| Material |

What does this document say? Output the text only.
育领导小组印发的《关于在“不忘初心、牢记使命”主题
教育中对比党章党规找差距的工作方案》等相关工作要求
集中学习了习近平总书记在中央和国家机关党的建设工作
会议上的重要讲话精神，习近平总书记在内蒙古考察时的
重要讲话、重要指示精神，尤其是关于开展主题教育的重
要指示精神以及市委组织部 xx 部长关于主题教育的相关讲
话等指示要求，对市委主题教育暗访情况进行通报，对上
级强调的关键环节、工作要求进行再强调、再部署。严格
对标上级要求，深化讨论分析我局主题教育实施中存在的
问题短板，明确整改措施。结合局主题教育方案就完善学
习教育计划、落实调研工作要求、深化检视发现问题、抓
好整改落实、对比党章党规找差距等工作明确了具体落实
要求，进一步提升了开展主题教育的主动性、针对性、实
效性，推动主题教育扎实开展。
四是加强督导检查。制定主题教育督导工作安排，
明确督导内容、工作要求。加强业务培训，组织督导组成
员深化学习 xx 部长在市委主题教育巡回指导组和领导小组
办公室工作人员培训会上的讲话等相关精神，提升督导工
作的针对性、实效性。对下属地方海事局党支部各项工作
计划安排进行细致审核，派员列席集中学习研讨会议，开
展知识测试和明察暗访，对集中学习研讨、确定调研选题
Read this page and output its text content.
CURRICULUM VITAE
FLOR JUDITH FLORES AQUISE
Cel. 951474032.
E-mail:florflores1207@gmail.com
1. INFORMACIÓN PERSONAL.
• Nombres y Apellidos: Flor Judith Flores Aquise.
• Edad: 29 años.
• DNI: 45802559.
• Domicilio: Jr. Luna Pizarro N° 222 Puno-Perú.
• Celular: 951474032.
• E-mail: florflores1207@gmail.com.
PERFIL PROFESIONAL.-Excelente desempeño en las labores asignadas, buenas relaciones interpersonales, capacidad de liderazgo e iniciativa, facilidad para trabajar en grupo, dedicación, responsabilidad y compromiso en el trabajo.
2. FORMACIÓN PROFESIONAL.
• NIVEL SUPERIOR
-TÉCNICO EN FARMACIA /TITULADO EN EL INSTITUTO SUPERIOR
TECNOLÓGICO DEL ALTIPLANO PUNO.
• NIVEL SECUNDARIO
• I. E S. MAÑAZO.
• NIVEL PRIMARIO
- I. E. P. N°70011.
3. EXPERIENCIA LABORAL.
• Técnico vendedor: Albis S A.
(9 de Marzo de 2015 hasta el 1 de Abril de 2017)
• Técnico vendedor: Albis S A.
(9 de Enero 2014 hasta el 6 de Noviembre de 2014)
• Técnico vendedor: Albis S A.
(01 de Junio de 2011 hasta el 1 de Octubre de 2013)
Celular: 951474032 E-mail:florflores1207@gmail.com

| Exercise prompt |
Tell how many lines of the data include the word "hasta", and nothing else.

| Exercise solution |
3